* INSTRUCTIONS FOR THE TASK *
Locate every line in the records below that contains the word "এমএসএস", and copy each one.

* INPUT RECORDS *

* Begin *

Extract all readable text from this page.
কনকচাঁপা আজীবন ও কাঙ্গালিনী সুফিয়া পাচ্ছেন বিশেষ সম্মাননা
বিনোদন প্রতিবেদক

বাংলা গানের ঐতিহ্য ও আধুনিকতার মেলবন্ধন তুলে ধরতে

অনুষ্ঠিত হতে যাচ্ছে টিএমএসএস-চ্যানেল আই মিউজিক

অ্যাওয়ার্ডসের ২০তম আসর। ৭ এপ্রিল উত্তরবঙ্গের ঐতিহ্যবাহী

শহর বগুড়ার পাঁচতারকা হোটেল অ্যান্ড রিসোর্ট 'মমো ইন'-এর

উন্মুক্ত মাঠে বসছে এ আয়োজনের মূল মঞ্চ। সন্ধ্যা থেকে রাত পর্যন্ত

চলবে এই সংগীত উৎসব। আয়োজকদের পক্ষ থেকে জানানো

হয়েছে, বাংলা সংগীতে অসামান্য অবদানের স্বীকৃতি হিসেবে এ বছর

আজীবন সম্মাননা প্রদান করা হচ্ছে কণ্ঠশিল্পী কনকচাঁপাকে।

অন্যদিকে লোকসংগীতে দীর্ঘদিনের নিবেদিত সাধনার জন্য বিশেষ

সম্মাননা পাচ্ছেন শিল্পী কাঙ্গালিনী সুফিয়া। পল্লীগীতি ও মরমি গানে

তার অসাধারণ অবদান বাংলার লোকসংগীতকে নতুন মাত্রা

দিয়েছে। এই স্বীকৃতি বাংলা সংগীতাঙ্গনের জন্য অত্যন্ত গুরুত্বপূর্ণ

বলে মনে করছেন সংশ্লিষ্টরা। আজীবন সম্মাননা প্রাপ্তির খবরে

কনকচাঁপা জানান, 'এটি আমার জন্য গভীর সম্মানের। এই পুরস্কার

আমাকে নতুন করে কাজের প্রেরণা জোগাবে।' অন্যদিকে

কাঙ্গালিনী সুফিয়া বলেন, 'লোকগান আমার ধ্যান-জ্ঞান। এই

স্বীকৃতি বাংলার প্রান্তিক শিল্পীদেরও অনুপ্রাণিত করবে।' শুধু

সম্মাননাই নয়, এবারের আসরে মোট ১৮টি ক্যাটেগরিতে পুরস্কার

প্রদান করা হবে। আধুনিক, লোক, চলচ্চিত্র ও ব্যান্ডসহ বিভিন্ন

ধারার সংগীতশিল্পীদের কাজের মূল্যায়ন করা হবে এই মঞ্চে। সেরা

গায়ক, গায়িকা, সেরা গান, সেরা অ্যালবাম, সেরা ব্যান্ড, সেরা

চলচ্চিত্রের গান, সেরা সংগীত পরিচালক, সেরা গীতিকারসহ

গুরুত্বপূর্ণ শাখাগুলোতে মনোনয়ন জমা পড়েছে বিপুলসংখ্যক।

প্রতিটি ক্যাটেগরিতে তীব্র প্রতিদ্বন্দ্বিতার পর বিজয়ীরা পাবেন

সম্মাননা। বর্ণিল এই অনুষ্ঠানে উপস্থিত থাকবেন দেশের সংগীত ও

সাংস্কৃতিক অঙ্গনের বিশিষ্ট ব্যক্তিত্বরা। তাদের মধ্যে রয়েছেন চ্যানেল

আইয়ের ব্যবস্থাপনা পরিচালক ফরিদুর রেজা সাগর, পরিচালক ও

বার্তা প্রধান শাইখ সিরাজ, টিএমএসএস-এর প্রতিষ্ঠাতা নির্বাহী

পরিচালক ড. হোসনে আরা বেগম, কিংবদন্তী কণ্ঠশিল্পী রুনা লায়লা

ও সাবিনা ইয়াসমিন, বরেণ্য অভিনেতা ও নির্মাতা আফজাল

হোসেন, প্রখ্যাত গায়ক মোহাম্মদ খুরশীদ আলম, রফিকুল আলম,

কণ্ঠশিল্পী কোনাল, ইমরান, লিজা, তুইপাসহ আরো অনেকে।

* End *

* SOLUTION FOR THIS PROBLEM *
অনুষ্ঠিত হতে যাচ্ছে টিএমএসএস-চ্যানেল আই মিউজিক
বার্তা প্রধান শাইখ সিরাজ, টিএমএসএস-এর প্রতিষ্ঠাতা নির্বাহী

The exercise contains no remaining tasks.